## Start Extracted data
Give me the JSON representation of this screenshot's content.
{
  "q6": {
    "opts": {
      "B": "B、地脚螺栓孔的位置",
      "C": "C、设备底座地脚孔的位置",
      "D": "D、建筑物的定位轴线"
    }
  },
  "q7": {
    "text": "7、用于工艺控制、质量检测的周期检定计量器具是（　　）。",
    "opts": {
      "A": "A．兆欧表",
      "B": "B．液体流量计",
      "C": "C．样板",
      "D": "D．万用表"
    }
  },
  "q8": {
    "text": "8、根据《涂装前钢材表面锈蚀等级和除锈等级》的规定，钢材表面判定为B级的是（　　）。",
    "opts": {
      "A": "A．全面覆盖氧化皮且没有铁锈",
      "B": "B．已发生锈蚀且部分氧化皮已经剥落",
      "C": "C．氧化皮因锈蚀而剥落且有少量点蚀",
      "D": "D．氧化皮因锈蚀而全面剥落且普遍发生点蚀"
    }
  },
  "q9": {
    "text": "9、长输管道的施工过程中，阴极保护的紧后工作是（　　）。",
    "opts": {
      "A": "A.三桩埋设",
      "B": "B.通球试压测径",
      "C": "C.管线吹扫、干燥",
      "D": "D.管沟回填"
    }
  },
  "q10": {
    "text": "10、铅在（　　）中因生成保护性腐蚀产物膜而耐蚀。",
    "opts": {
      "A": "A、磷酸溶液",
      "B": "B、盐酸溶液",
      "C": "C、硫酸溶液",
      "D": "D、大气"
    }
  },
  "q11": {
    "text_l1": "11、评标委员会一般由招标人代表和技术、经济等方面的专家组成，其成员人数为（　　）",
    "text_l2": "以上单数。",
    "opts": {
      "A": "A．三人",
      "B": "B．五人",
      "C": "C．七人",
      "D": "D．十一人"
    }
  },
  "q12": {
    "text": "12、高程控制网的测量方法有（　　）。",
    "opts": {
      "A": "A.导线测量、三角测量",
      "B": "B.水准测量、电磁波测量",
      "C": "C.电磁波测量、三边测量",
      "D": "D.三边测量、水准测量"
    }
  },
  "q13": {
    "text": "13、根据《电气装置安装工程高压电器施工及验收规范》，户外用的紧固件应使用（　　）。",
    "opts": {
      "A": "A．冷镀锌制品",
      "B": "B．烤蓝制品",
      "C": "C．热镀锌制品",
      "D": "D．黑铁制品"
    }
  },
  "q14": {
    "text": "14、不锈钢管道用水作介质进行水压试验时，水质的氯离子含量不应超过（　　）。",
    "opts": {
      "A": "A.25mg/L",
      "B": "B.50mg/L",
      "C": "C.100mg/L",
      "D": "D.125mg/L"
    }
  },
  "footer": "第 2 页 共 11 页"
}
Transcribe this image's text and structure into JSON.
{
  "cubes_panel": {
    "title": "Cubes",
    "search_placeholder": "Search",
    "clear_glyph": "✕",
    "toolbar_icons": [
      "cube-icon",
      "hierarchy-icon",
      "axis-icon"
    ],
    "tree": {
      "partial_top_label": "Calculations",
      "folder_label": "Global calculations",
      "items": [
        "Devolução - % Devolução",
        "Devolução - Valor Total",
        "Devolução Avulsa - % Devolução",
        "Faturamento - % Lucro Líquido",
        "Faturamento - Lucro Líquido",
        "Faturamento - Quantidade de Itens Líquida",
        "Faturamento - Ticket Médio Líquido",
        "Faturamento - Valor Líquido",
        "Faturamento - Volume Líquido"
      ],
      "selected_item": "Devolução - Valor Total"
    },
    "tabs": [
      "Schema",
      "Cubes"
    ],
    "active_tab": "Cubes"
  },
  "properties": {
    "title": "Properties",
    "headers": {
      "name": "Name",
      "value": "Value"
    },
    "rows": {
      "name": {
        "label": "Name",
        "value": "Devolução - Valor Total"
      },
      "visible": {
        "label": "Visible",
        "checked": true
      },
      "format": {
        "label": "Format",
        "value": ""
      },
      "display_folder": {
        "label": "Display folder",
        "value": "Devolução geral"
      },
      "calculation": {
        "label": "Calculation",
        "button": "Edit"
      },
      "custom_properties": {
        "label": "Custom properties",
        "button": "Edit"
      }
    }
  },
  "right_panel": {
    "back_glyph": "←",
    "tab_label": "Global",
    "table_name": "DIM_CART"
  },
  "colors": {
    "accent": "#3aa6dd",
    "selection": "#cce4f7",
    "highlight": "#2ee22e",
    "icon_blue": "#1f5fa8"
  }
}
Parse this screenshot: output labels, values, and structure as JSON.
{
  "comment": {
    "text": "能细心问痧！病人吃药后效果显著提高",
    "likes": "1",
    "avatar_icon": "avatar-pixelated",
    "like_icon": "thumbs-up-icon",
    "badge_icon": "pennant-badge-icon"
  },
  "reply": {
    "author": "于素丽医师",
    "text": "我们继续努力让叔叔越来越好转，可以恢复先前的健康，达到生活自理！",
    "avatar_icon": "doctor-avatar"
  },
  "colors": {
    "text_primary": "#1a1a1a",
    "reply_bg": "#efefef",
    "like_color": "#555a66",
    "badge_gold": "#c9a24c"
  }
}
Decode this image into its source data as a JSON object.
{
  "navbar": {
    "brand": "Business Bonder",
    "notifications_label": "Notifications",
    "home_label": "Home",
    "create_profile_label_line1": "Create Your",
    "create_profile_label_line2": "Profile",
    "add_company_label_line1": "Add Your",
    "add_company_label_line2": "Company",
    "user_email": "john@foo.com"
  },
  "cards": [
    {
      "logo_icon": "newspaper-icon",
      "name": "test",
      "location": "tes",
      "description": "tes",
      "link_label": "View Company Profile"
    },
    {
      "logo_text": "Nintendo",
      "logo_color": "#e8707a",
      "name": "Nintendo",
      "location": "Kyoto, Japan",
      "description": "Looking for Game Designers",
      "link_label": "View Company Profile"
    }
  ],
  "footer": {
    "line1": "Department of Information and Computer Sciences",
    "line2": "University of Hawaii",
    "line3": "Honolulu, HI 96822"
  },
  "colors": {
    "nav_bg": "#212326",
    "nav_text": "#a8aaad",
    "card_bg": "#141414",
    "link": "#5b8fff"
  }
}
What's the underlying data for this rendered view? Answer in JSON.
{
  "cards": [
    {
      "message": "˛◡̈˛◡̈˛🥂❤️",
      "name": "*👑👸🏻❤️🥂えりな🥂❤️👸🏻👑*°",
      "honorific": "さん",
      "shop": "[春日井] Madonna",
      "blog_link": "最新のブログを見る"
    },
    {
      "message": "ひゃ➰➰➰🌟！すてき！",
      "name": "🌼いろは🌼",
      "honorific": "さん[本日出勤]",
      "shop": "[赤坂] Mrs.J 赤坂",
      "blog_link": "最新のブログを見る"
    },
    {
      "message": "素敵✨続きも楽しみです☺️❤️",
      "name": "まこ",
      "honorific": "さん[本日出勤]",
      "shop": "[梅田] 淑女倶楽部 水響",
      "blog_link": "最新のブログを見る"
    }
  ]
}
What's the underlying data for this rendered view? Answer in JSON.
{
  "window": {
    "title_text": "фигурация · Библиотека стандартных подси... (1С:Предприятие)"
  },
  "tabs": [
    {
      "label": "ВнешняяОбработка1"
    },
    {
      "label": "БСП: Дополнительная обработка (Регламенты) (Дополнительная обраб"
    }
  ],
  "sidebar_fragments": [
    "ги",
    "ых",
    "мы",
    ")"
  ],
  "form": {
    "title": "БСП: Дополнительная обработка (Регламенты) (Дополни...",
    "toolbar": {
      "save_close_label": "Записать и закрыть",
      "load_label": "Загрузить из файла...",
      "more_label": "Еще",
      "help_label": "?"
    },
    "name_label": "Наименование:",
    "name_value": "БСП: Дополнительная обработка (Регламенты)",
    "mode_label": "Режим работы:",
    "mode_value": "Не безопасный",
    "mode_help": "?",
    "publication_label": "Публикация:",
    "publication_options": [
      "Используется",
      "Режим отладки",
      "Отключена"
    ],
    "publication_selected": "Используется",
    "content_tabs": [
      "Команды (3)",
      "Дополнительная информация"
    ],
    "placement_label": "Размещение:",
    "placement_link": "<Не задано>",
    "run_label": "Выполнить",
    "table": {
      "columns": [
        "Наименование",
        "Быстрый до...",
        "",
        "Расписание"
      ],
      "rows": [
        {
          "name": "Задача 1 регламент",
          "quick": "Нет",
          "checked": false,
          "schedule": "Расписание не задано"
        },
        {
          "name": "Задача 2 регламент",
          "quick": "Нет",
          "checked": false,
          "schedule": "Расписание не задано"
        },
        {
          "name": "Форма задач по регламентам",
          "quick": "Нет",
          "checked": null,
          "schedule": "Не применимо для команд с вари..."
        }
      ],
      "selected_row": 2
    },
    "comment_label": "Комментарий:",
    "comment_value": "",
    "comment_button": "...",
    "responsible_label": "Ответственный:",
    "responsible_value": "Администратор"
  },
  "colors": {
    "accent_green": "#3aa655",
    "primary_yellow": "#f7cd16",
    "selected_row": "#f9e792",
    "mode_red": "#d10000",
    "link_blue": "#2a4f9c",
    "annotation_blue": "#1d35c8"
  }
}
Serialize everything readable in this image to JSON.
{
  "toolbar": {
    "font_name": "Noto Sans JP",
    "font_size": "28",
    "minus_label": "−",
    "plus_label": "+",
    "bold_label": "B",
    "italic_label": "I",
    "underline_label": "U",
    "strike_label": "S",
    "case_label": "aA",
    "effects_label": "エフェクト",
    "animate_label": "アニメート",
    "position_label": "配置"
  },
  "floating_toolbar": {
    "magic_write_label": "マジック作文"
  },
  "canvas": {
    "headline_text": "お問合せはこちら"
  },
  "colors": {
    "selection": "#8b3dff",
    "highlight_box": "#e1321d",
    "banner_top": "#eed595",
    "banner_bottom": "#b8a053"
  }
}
## End Extracted data
Report every line in the data above in which the word "Global" appears.

▶ _Full solution_:
      "folder_label": "Global calculations",
    "tab_label": "Global",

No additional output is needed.